» **Figure content listings**:
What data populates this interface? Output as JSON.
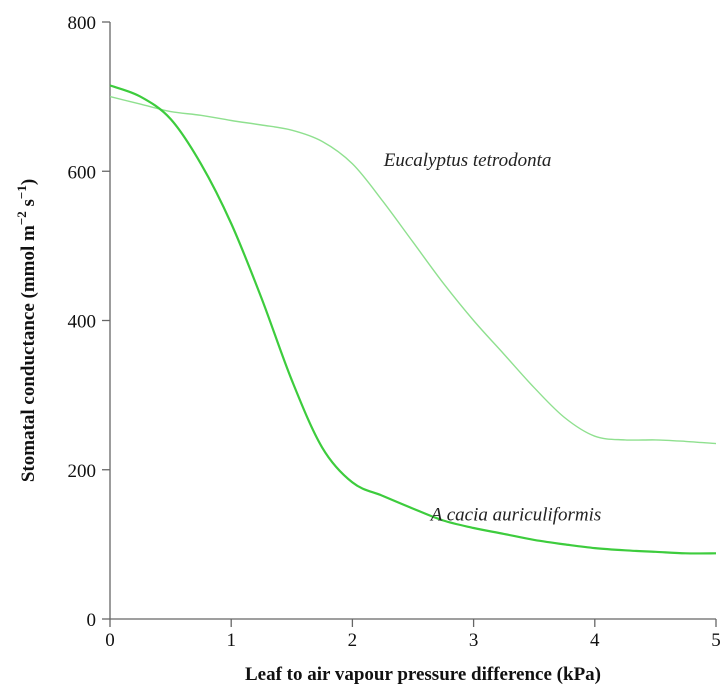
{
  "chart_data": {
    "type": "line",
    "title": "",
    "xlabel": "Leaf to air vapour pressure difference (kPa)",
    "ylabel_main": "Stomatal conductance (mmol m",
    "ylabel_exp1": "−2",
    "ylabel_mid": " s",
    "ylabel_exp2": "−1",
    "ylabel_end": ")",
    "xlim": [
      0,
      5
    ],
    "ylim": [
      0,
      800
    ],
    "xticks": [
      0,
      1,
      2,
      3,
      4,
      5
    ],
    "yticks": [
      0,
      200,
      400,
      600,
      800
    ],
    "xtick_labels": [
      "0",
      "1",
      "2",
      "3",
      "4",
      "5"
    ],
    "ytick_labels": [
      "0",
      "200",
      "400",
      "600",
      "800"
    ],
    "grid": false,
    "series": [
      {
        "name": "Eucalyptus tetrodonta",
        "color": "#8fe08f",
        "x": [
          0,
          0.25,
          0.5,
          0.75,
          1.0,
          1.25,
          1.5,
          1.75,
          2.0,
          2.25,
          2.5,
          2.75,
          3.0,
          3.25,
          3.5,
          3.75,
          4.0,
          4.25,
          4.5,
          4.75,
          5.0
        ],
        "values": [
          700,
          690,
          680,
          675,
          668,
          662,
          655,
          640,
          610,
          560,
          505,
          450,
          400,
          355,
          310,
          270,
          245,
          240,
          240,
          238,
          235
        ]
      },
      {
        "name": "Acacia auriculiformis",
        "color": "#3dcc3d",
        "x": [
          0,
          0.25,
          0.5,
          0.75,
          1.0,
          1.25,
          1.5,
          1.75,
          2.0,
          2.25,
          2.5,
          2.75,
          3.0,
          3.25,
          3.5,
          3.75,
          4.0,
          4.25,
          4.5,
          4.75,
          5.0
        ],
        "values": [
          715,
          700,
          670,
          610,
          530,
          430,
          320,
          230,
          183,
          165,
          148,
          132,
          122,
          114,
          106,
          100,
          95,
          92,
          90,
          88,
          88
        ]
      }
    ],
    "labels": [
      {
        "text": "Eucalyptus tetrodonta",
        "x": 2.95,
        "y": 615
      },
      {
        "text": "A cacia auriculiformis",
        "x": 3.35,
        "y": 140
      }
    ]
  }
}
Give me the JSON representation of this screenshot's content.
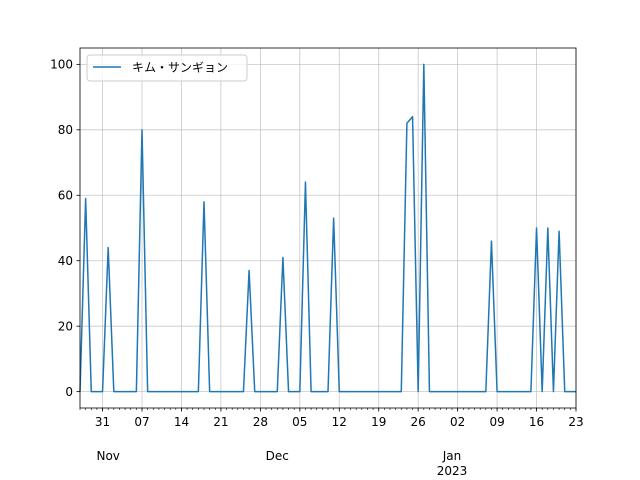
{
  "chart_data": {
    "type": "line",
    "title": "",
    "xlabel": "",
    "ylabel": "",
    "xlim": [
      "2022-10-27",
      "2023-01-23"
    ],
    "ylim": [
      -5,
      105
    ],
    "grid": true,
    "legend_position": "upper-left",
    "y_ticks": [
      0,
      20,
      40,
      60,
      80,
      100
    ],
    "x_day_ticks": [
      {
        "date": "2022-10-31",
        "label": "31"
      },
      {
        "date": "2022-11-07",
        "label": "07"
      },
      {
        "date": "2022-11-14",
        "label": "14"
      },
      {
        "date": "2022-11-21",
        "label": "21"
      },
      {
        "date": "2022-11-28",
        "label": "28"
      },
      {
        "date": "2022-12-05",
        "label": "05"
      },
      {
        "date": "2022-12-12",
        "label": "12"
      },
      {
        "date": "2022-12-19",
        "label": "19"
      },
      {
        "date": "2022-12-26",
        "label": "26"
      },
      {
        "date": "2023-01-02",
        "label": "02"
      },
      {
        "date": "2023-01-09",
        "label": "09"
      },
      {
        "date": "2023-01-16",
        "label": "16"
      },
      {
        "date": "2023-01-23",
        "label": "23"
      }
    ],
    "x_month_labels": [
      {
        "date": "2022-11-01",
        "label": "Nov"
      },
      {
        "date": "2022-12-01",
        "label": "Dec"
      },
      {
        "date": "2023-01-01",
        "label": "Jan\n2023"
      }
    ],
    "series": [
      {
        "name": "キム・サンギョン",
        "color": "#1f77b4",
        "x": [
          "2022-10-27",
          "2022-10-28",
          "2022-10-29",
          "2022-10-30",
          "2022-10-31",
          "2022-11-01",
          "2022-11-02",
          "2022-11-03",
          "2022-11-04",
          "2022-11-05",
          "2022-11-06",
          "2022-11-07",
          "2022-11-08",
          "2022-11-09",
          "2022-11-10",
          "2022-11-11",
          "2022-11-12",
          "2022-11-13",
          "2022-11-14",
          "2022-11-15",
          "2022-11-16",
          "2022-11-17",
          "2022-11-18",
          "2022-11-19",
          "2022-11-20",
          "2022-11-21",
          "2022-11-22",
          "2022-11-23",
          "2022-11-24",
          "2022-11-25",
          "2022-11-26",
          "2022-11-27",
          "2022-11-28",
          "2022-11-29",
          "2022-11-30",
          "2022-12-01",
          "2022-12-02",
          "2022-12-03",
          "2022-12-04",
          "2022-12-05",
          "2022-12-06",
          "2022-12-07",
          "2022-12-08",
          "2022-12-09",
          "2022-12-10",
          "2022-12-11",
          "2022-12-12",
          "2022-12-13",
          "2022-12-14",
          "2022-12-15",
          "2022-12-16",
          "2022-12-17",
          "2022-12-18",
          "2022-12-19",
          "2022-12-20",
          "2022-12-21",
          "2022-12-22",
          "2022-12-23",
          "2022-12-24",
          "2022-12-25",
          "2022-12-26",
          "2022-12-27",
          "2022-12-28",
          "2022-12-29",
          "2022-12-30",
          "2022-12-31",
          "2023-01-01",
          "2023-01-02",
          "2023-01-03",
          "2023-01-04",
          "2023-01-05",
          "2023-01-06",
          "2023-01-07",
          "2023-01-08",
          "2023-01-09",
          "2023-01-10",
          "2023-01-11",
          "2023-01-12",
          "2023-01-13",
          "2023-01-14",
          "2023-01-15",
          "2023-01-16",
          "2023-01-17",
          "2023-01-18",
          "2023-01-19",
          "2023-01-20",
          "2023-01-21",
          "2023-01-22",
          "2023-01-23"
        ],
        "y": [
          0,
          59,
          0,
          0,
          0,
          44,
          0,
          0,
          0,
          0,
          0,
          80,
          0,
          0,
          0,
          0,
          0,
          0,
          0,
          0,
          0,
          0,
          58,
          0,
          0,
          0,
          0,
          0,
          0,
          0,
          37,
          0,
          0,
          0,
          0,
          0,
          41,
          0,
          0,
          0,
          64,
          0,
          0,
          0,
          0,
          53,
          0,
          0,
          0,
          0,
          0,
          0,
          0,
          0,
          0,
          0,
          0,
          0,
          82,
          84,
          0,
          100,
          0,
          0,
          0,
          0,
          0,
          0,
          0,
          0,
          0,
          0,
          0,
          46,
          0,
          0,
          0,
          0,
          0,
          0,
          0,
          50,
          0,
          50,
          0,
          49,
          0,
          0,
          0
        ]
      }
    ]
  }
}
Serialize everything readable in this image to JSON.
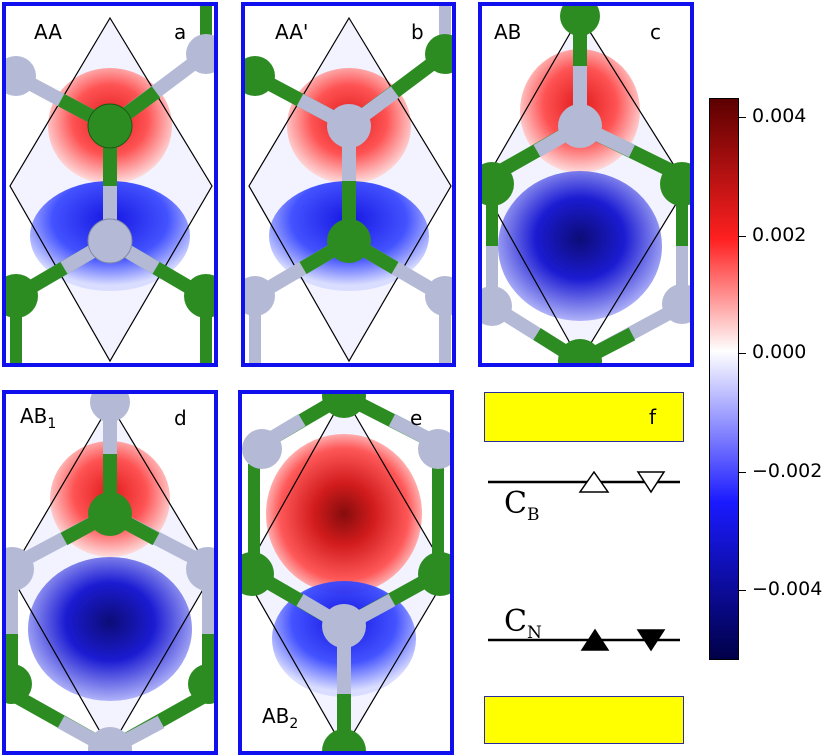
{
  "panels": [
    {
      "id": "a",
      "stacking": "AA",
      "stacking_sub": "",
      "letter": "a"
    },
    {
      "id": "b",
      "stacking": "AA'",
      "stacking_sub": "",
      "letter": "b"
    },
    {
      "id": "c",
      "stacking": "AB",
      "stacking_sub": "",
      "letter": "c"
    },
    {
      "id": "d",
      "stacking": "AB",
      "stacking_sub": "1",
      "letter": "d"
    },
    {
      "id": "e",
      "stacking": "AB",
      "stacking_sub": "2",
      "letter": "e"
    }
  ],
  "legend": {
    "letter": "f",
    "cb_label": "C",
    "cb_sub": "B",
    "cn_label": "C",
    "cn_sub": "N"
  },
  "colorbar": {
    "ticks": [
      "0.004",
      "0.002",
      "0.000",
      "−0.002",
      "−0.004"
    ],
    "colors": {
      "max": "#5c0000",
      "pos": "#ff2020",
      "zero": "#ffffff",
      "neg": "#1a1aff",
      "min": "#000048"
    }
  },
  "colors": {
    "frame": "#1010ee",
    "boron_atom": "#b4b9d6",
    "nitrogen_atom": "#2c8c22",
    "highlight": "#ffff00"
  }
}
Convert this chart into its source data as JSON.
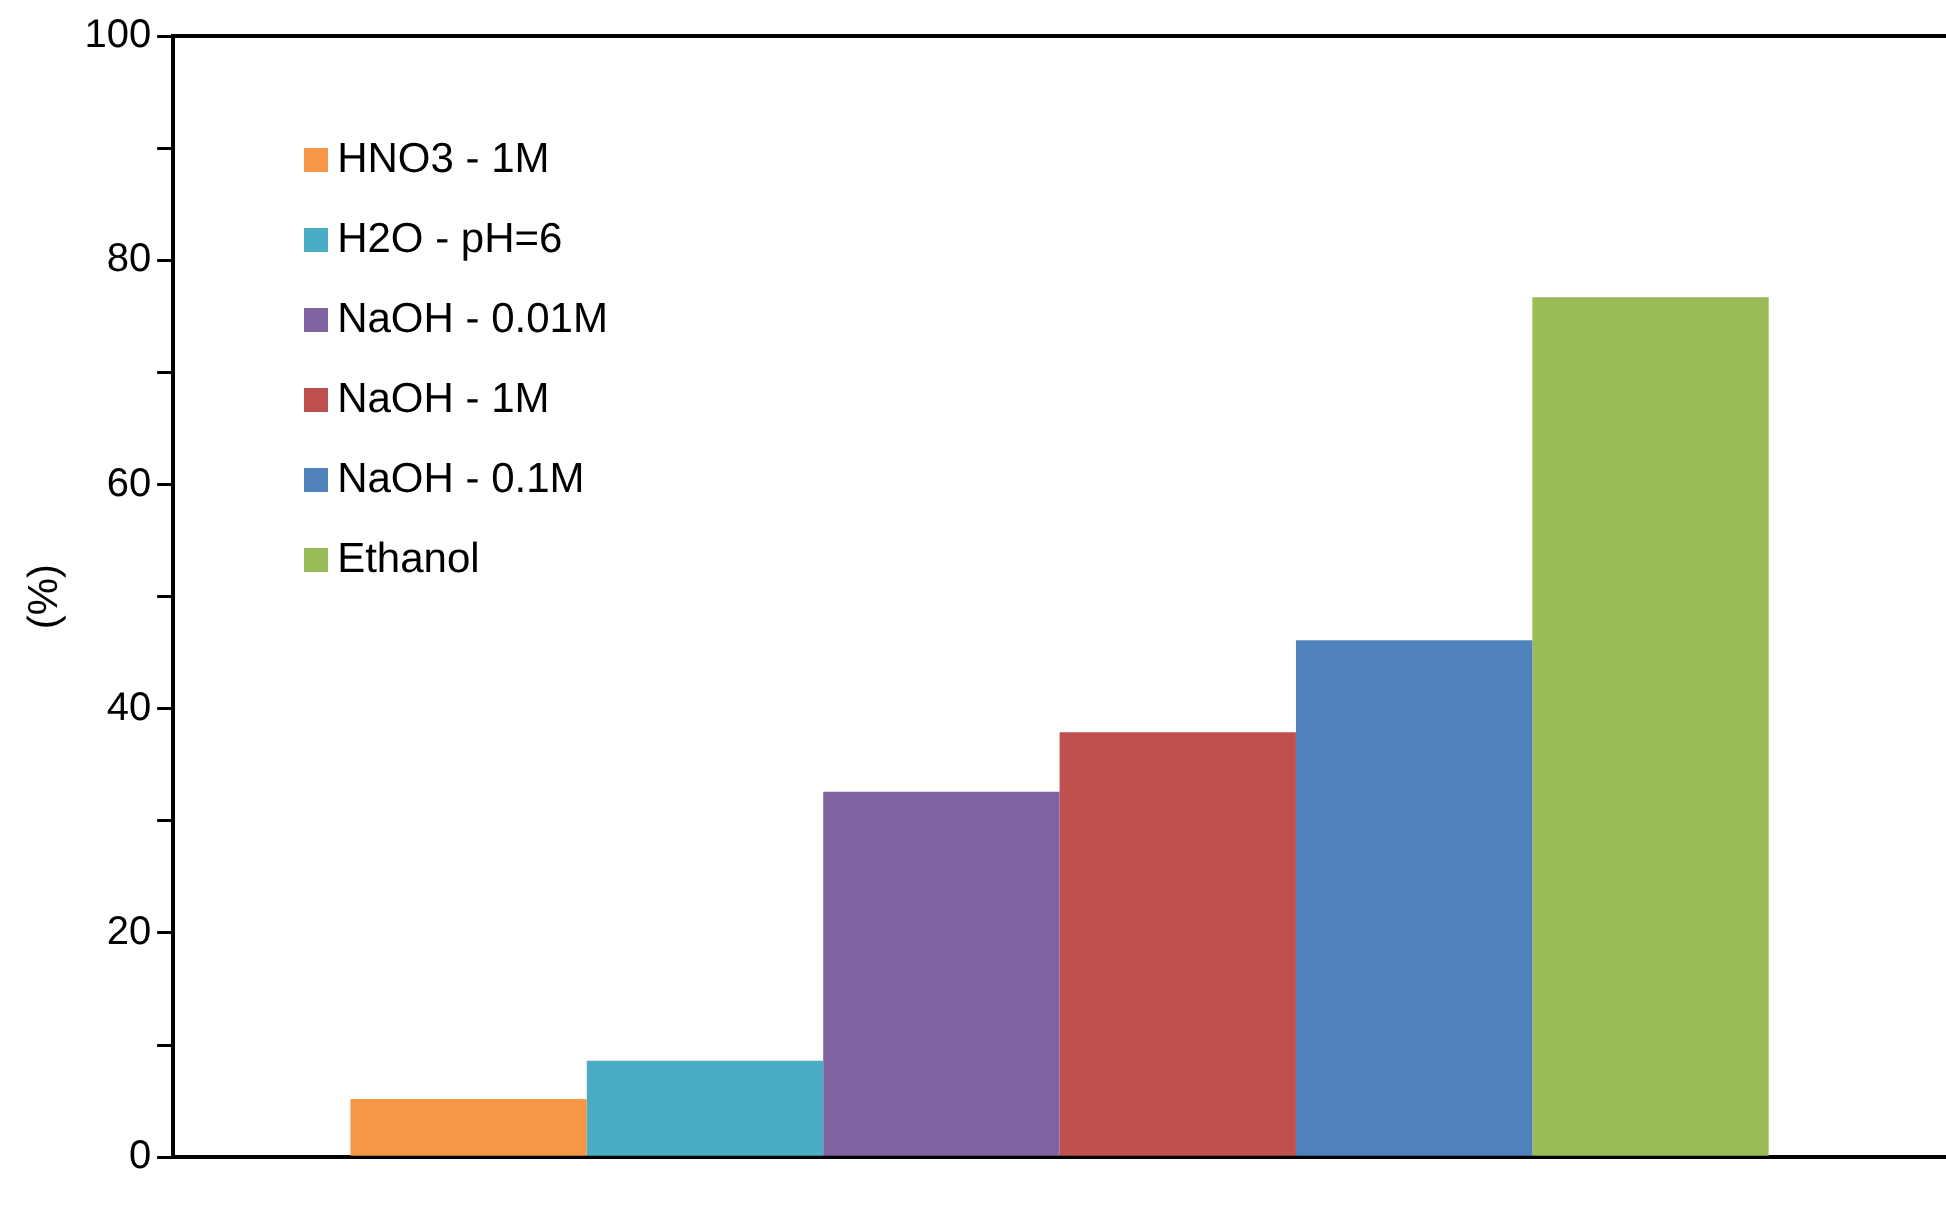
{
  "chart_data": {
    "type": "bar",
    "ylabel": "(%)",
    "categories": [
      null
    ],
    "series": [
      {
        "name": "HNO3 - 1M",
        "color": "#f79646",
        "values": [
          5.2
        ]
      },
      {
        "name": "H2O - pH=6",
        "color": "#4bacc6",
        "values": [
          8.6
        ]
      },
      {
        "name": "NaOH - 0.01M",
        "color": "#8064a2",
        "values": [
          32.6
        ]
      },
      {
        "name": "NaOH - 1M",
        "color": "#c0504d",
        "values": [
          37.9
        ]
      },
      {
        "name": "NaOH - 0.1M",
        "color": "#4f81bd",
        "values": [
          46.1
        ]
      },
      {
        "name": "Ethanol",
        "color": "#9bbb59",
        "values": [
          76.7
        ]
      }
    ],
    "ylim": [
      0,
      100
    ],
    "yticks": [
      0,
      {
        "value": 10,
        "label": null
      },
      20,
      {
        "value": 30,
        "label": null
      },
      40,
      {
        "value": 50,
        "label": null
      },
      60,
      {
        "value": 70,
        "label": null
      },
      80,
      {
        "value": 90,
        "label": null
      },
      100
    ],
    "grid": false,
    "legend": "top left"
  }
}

» **WRITTEN EXERCISE**: Locate the word "letter" in the records and collect each line it appears in.

» **WRITTEN REPLY**:
      "letter": "a"
      "letter": "b"
      "letter": "c"
      "letter": "d"
      "letter": "e"
    "letter": "f",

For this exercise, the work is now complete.